What the task asks: With the images removed, repeat the data below exactly.

**********

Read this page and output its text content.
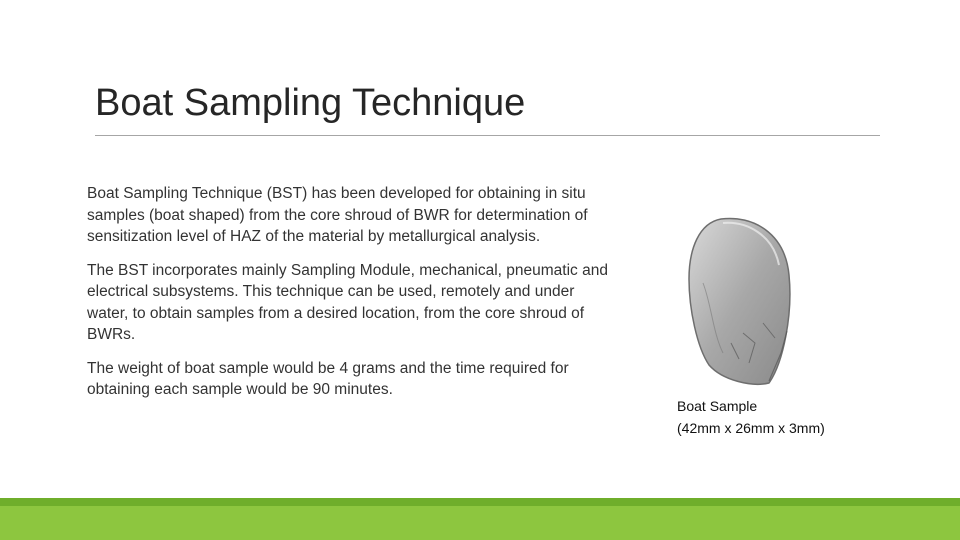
Boat Sampling Technique

Boat Sampling Technique (BST) has been developed for obtaining in situ samples (boat shaped) from the core shroud of BWR for determination of sensitization level of HAZ of the material by metallurgical analysis.

The BST incorporates mainly Sampling Module, mechanical, pneumatic and electrical subsystems. This technique can be used, remotely and under water, to obtain samples from a desired location, from the core shroud of BWRs.

The weight of boat sample would be 4 grams and the time required for obtaining each sample would be 90 minutes.

Boat Sample
(42mm x 26mm x 3mm)
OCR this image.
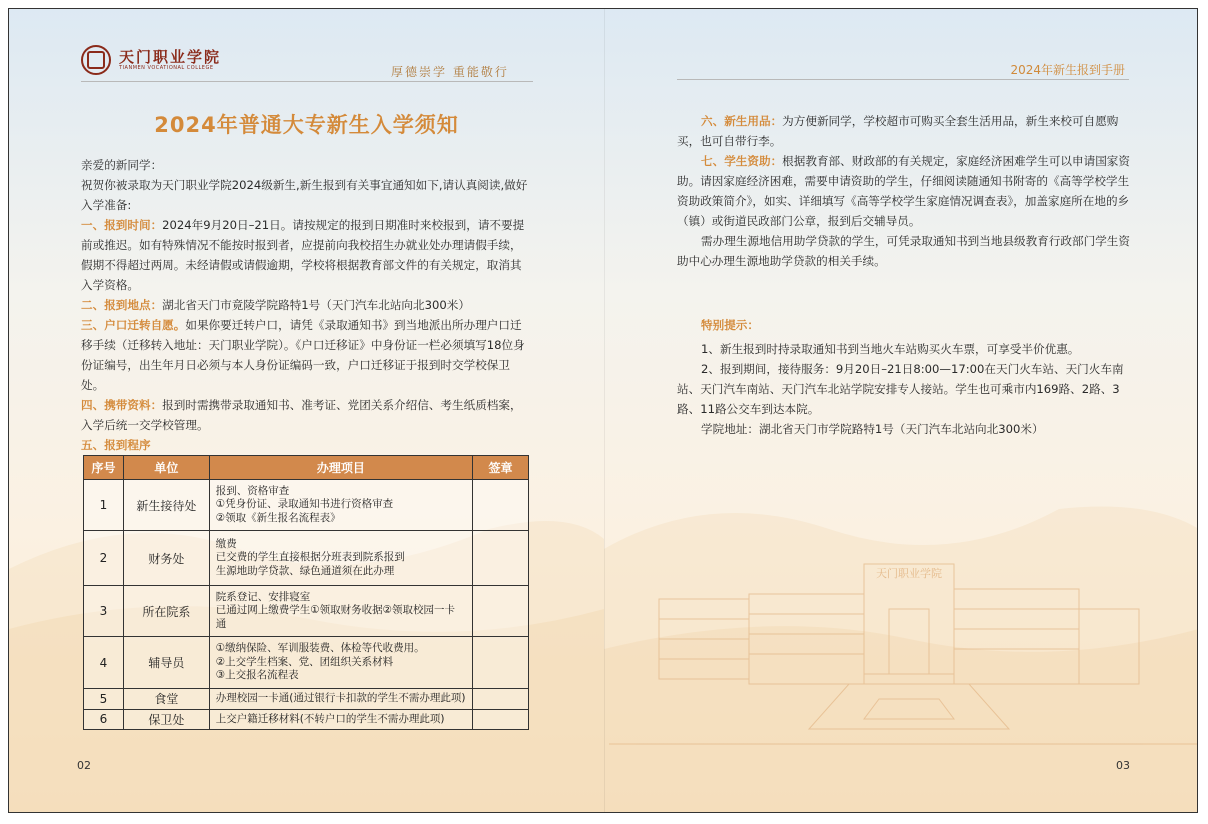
天门职业学院
天门职业学院
TIANMEN VOCATIONAL COLLEGE	厚德崇学 重能敬行
2024年普通大专新生入学须知

亲爱的新同学：

祝贺你被录取为天门职业学院2024级新生,新生报到有关事宜通知如下,请认真阅读,做好入学准备:

一、报到时间：2024年9月20日–21日。请按规定的报到日期准时来校报到，请不要提前或推迟。如有特殊情况不能按时报到者，应提前向我校招生办就业处办理请假手续，假期不得超过两周。未经请假或请假逾期，学校将根据教育部文件的有关规定，取消其入学资格。

二、报到地点：湖北省天门市竟陵学院路特1号（天门汽车北站向北300米）

三、户口迁转自愿。如果你要迁转户口，请凭《录取通知书》到当地派出所办理户口迁移手续（迁移转入地址：天门职业学院）。《户口迁移证》中身份证一栏必须填写18位身份证编号，出生年月日必须与本人身份证编码一致，户口迁移证于报到时交学校保卫处。

四、携带资料：报到时需携带录取通知书、准考证、党团关系介绍信、考生纸质档案，入学后统一交学校管理。

五、报到程序

序号	单位	办理项目	签章
1	新生接待处	报到、资格审查
①凭身份证、录取通知书进行资格审查
②领取《新生报名流程表》	

2	财务处	缴费
已交费的学生直接根据分班表到院系报到
生源地助学贷款、绿色通道须在此办理	

3	所在院系	院系登记、安排寝室
已通过网上缴费学生①领取财务收据②领取校园一卡 通	

4	辅导员	①缴纳保险、军训服装费、体检等代收费用。
②上交学生档案、党、团组织关系材料
③上交报名流程表	

5	食堂	办理校园一卡通(通过银行卡扣款的学生不需办理此项)	

6	保卫处	上交户籍迁移材料(不转户口的学生不需办理此项)	

02
2024年新生报到手册

六、新生用品：为方便新同学，学校超市可购买全套生活用品，新生来校可自愿购买，也可自带行李。

七、学生资助：根据教育部、财政部的有关规定，家庭经济困难学生可以申请国家资助。请因家庭经济困难，需要申请资助的学生，仔细阅读随通知书附寄的《高等学校学生资助政策简介》，如实、详细填写《高等学校学生家庭情况调查表》，加盖家庭所在地的乡（镇）或街道民政部门公章，报到后交辅导员。

需办理生源地信用助学贷款的学生，可凭录取通知书到当地县级教育行政部门学生资助中心办理生源地助学贷款的相关手续。

特别提示：

1、新生报到时持录取通知书到当地火车站购买火车票，可享受半价优惠。

2、报到期间，接待服务：9月20日–21日8:00—17:00在天门火车站、天门火车南站、天门汽车南站、天门汽车北站学院安排专人接站。学生也可乘市内169路、2路、3路、11路公交车到达本院。

学院地址：湖北省天门市学院路特1号（天门汽车北站向北300米）

03
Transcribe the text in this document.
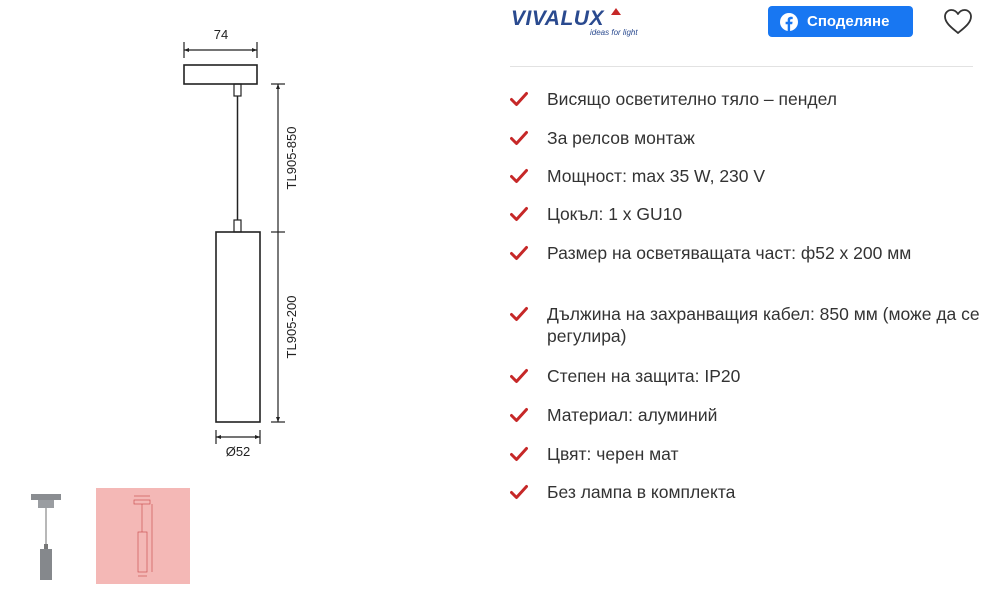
74
TL905-850
TL905-200
Ø52
VIVALUX
ideas for light
Споделяне
Висящо осветително тяло – пендел
За релсов монтаж
Мощност: max 35 W, 230 V
Цокъл: 1 x GU10
Размер на осветяващата част: ф52 x 200 мм
Дължина на захранващия кабел: 850 мм (може да се регулира)
Степен на защита: IP20
Материал: алуминий
Цвят: черен мат
Без лампа в комплекта
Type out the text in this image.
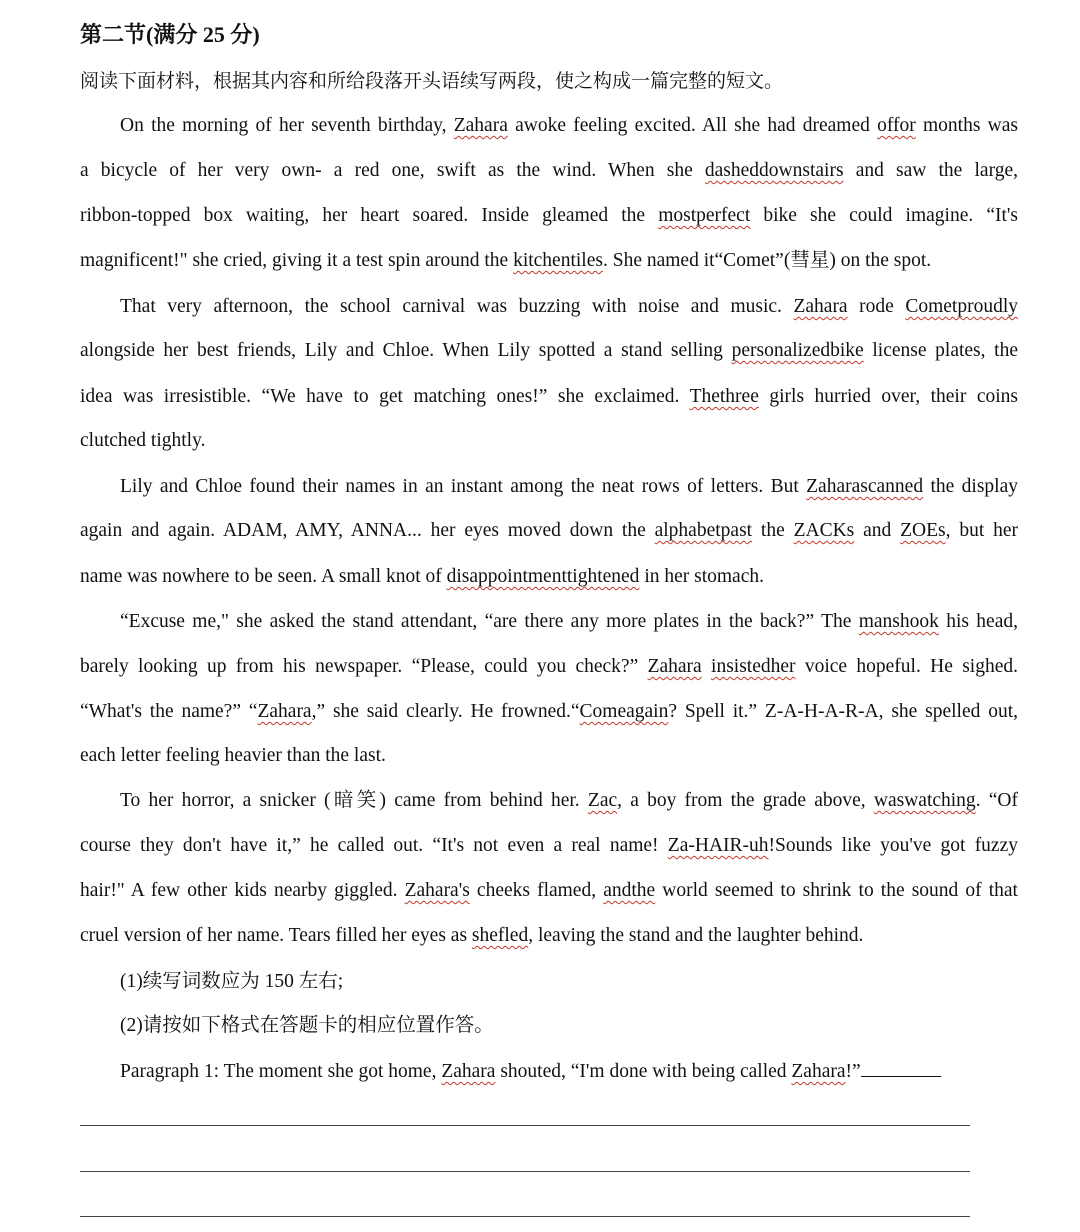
第二节(满分 25 分)
阅读下面材料，根据其内容和所给段落开头语续写两段，使之构成一篇完整的短文。
On the morning of her seventh birthday, Zahara awoke feeling excited. All she had dreamed offor months was
a bicycle of her very own- a red one, swift as the wind. When she dasheddownstairs and saw the large,
ribbon-topped box waiting, her heart soared. Inside gleamed the mostperfect bike she could imagine. “It's
magnificent!" she cried, giving it a test spin around the kitchentiles. She named it“Comet”(彗星) on the spot.
That very afternoon, the school carnival was buzzing with noise and music. Zahara rode Cometproudly
alongside her best friends, Lily and Chloe. When Lily spotted a stand selling personalizedbike license plates, the
idea was irresistible. “We have to get matching ones!” she exclaimed. Thethree girls hurried over, their coins
clutched tightly.
Lily and Chloe found their names in an instant among the neat rows of letters. But Zaharascanned the display
again and again. ADAM, AMY, ANNA... her eyes moved down the alphabetpast the ZACKs and ZOEs, but her
name was nowhere to be seen. A small knot of disappointmenttightened in her stomach.
“Excuse me," she asked the stand attendant, “are there any more plates in the back?” The manshook his head,
barely looking up from his newspaper. “Please, could you check?” Zahara insistedher voice hopeful. He sighed.
“What's the name?” “Zahara,” she said clearly. He frowned.“Comeagain? Spell it.” Z-A-H-A-R-A, she spelled out,
each letter feeling heavier than the last.
To her horror, a snicker (暗笑) came from behind her. Zac, a boy from the grade above, waswatching. “Of
course they don't have it,” he called out. “It's not even a real name! Za-HAIR-uh!Sounds like you've got fuzzy
hair!" A few other kids nearby giggled. Zahara's cheeks flamed, andthe world seemed to shrink to the sound of that
cruel version of her name. Tears filled her eyes as shefled, leaving the stand and the laughter behind.
(1)续写词数应为 150 左右;
(2)请按如下格式在答题卡的相应位置作答。
Paragraph 1: The moment she got home, Zahara shouted, “I'm done with being called Zahara!”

**********

Written answer:
Read this page and output its text content.
Boat Sampling Technique

Boat Sampling Technique (BST) has been developed for obtaining in situ samples (boat shaped) from the core shroud of BWR for determination of sensitization level of HAZ of the material by metallurgical analysis.

The BST incorporates mainly Sampling Module, mechanical, pneumatic and electrical subsystems. This technique can be used, remotely and under water, to obtain samples from a desired location, from the core shroud of BWRs.

The weight of boat sample would be 4 grams and the time required for obtaining each sample would be 90 minutes.

Boat Sample
(42mm x 26mm x 3mm)
OCR this image.
天门职业学院
天门职业学院
TIANMEN VOCATIONAL COLLEGE	厚德崇学 重能敬行
2024年普通大专新生入学须知

亲爱的新同学：

祝贺你被录取为天门职业学院2024级新生,新生报到有关事宜通知如下,请认真阅读,做好入学准备:

一、报到时间：2024年9月20日–21日。请按规定的报到日期准时来校报到，请不要提前或推迟。如有特殊情况不能按时报到者，应提前向我校招生办就业处办理请假手续，假期不得超过两周。未经请假或请假逾期，学校将根据教育部文件的有关规定，取消其入学资格。

二、报到地点：湖北省天门市竟陵学院路特1号（天门汽车北站向北300米）

三、户口迁转自愿。如果你要迁转户口，请凭《录取通知书》到当地派出所办理户口迁移手续（迁移转入地址：天门职业学院）。《户口迁移证》中身份证一栏必须填写18位身份证编号，出生年月日必须与本人身份证编码一致，户口迁移证于报到时交学校保卫处。

四、携带资料：报到时需携带录取通知书、准考证、党团关系介绍信、考生纸质档案，入学后统一交学校管理。

五、报到程序

序号	单位	办理项目	签章
1	新生接待处	报到、资格审查
①凭身份证、录取通知书进行资格审查
②领取《新生报名流程表》	

2	财务处	缴费
已交费的学生直接根据分班表到院系报到
生源地助学贷款、绿色通道须在此办理	

3	所在院系	院系登记、安排寝室
已通过网上缴费学生①领取财务收据②领取校园一卡 通	

4	辅导员	①缴纳保险、军训服装费、体检等代收费用。
②上交学生档案、党、团组织关系材料
③上交报名流程表	

5	食堂	办理校园一卡通(通过银行卡扣款的学生不需办理此项)	

6	保卫处	上交户籍迁移材料(不转户口的学生不需办理此项)	

02
2024年新生报到手册

六、新生用品：为方便新同学，学校超市可购买全套生活用品，新生来校可自愿购买，也可自带行李。

七、学生资助：根据教育部、财政部的有关规定，家庭经济困难学生可以申请国家资助。请因家庭经济困难，需要申请资助的学生，仔细阅读随通知书附寄的《高等学校学生资助政策简介》，如实、详细填写《高等学校学生家庭情况调查表》，加盖家庭所在地的乡（镇）或街道民政部门公章，报到后交辅导员。

需办理生源地信用助学贷款的学生，可凭录取通知书到当地县级教育行政部门学生资助中心办理生源地助学贷款的相关手续。

特别提示：

1、新生报到时持录取通知书到当地火车站购买火车票，可享受半价优惠。

2、报到期间，接待服务：9月20日–21日8:00—17:00在天门火车站、天门火车南站、天门汽车南站、天门汽车北站学院安排专人接站。学生也可乘市内169路、2路、3路、11路公交车到达本院。

学院地址：湖北省天门市学院路特1号（天门汽车北站向北300米）

03
Transcribe the text in this document.
74
TL905-850
TL905-200
Ø52
VIVALUX
ideas for light
Споделяне
Висящо осветително тяло – пендел
За релсов монтаж
Мощност: max 35 W, 230 V
Цокъл: 1 x GU10
Размер на осветяващата част: ф52 x 200 мм
Дължина на захранващия кабел: 850 мм (може да се регулира)
Степен на защита: IP20
Материал: алуминий
Цвят: черен мат
Без лампа в комплекта
Type out the text in this image.
第二节(满分 25 分)
阅读下面材料，根据其内容和所给段落开头语续写两段，使之构成一篇完整的短文。
On the morning of her seventh birthday, Zahara awoke feeling excited. All she had dreamed offor months was
a bicycle of her very own- a red one, swift as the wind. When she dasheddownstairs and saw the large,
ribbon-topped box waiting, her heart soared. Inside gleamed the mostperfect bike she could imagine. “It's
magnificent!" she cried, giving it a test spin around the kitchentiles. She named it“Comet”(彗星) on the spot.
That very afternoon, the school carnival was buzzing with noise and music. Zahara rode Cometproudly
alongside her best friends, Lily and Chloe. When Lily spotted a stand selling personalizedbike license plates, the
idea was irresistible. “We have to get matching ones!” she exclaimed. Thethree girls hurried over, their coins
clutched tightly.
Lily and Chloe found their names in an instant among the neat rows of letters. But Zaharascanned the display
again and again. ADAM, AMY, ANNA... her eyes moved down the alphabetpast the ZACKs and ZOEs, but her
name was nowhere to be seen. A small knot of disappointmenttightened in her stomach.
“Excuse me," she asked the stand attendant, “are there any more plates in the back?” The manshook his head,
barely looking up from his newspaper. “Please, could you check?” Zahara insistedher voice hopeful. He sighed.
“What's the name?” “Zahara,” she said clearly. He frowned.“Comeagain? Spell it.” Z-A-H-A-R-A, she spelled out,
each letter feeling heavier than the last.
To her horror, a snicker (暗笑) came from behind her. Zac, a boy from the grade above, waswatching. “Of
course they don't have it,” he called out. “It's not even a real name! Za-HAIR-uh!Sounds like you've got fuzzy
hair!" A few other kids nearby giggled. Zahara's cheeks flamed, andthe world seemed to shrink to the sound of that
cruel version of her name. Tears filled her eyes as shefled, leaving the stand and the laughter behind.
(1)续写词数应为 150 左右;
(2)请按如下格式在答题卡的相应位置作答。
Paragraph 1: The moment she got home, Zahara shouted, “I'm done with being called Zahara!”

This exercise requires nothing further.